(Records from a data source)

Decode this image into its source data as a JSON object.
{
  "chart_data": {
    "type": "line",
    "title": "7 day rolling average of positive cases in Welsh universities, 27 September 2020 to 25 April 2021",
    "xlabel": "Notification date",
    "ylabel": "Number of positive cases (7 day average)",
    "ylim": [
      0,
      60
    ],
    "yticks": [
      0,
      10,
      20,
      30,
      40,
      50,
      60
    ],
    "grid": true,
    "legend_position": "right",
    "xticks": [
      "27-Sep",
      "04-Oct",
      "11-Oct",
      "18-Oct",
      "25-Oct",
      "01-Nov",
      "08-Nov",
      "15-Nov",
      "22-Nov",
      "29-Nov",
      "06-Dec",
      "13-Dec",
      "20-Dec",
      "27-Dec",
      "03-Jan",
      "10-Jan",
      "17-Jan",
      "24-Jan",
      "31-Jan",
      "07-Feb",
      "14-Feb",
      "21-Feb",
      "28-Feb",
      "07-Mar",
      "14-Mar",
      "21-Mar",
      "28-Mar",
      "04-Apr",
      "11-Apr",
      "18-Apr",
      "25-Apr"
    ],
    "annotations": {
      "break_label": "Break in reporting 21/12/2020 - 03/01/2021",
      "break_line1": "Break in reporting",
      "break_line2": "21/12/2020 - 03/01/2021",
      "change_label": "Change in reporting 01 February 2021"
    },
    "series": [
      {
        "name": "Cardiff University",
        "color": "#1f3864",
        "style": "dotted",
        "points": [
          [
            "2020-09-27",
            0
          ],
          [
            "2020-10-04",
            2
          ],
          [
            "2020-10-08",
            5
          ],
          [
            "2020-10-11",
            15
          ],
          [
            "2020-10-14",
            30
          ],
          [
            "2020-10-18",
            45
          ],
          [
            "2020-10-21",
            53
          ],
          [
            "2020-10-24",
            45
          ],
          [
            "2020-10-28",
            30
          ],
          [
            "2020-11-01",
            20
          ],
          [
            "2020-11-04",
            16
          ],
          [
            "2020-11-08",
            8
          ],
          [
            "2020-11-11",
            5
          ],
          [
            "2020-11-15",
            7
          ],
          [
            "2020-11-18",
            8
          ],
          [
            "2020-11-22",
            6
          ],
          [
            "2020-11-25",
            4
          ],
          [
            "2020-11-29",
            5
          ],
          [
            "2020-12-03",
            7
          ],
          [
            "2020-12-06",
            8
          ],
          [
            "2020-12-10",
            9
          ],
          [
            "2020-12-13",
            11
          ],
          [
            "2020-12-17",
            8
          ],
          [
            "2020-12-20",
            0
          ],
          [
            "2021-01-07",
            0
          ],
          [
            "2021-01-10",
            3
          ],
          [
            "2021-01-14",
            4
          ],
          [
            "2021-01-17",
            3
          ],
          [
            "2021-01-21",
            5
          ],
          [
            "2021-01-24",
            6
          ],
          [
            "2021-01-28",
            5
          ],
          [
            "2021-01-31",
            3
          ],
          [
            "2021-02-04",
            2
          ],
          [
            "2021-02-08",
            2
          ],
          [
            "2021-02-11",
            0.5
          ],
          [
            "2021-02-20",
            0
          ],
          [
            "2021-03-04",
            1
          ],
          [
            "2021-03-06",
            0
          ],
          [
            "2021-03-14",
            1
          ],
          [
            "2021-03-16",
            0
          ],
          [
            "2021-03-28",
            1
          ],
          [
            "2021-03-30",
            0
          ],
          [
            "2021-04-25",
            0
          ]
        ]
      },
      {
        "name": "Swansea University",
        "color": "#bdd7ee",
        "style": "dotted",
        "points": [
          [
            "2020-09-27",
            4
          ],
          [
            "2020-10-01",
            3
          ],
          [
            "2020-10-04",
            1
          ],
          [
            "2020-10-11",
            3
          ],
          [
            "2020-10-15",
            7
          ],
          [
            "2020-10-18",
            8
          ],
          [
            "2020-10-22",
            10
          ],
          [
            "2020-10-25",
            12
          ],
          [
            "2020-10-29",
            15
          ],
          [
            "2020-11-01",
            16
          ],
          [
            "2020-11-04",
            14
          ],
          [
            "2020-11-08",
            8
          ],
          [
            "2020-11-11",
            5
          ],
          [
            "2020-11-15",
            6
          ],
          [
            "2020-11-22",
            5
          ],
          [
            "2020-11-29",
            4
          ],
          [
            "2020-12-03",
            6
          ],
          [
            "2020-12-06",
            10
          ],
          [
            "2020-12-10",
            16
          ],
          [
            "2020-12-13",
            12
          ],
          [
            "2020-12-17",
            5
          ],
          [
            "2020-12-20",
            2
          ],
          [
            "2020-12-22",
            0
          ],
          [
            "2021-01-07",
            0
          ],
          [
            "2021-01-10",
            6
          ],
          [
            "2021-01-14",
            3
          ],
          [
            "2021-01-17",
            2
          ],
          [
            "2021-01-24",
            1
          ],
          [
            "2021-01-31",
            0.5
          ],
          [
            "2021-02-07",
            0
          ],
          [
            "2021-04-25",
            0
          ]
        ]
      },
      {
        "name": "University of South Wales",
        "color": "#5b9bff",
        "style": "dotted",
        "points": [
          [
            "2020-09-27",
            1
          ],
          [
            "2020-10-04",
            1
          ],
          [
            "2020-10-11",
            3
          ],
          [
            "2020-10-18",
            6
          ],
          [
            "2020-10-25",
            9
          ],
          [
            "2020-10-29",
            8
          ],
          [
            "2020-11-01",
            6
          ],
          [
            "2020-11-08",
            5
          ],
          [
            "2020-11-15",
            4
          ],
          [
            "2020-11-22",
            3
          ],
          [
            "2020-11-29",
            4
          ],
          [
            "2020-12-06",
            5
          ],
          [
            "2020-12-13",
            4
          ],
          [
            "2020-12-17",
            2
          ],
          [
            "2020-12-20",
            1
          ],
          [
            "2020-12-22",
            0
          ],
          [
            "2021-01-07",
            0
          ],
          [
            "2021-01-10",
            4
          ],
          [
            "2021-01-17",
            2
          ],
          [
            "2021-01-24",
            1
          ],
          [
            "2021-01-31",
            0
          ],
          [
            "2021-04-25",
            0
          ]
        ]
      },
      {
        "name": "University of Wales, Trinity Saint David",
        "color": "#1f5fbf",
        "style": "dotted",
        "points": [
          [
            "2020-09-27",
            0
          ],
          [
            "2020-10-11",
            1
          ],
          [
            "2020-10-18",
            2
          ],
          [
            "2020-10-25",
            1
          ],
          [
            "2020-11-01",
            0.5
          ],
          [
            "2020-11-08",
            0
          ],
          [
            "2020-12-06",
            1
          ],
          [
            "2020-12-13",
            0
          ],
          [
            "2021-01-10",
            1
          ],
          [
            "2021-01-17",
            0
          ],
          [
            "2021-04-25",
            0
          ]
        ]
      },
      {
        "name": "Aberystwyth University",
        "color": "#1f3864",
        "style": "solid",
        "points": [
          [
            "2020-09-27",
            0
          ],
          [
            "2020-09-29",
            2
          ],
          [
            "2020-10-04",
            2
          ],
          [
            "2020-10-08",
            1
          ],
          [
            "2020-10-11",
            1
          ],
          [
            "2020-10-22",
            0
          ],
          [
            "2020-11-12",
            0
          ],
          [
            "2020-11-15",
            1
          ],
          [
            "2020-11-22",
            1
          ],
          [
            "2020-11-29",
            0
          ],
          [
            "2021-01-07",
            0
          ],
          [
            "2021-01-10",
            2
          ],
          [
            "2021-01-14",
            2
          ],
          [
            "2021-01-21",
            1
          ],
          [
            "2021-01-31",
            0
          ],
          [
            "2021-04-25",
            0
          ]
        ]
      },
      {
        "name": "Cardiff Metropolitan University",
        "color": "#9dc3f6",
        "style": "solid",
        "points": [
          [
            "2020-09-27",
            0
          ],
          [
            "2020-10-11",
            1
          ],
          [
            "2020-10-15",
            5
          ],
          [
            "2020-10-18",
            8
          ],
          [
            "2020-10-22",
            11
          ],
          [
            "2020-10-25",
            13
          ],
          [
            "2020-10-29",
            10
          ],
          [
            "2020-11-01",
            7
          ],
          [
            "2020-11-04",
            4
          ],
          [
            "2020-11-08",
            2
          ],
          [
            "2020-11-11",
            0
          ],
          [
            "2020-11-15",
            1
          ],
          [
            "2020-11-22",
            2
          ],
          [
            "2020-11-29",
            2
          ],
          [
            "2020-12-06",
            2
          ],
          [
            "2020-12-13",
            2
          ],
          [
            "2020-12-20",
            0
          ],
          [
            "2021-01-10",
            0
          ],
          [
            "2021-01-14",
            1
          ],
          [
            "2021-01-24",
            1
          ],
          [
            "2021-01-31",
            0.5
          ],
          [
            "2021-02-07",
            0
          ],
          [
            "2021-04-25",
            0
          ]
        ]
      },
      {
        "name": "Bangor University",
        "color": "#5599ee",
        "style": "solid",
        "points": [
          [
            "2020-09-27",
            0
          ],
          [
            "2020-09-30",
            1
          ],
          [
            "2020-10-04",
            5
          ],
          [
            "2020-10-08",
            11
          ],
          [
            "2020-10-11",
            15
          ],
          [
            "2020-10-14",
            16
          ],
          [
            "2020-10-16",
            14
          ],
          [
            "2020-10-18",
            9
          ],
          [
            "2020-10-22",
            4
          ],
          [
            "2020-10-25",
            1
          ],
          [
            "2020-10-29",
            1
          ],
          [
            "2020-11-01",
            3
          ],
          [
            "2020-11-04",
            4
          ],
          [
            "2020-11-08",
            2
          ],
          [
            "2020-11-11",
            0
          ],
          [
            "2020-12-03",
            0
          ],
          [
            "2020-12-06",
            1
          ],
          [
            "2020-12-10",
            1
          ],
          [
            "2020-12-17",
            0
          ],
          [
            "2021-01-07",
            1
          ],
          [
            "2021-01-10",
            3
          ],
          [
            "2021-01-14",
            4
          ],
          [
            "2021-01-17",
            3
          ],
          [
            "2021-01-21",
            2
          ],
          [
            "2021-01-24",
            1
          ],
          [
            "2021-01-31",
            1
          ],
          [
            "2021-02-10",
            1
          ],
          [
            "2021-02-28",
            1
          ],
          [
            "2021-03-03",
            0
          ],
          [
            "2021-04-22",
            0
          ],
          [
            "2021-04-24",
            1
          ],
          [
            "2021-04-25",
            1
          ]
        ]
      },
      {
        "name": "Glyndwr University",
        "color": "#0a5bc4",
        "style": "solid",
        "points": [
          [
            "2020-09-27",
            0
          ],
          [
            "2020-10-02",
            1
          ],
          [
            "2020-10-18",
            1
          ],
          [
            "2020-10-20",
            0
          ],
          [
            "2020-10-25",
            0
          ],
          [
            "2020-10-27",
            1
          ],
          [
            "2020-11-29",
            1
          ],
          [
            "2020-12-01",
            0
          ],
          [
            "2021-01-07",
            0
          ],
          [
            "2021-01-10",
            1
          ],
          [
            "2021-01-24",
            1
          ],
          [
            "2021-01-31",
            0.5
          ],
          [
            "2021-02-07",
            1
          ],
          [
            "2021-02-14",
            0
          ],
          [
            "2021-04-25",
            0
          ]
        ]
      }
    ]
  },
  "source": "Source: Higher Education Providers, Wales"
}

> [TASK DIRECTIONS] Scan the listing above and identify each line holding the string "cases"; copy every such line.

> [RESULT OF THIS EXERCISE]
    "title": "7 day rolling average of positive cases in Welsh universities, 27 September 2020 to 25 April 2021",
    "ylabel": "Number of positive cases (7 day average)",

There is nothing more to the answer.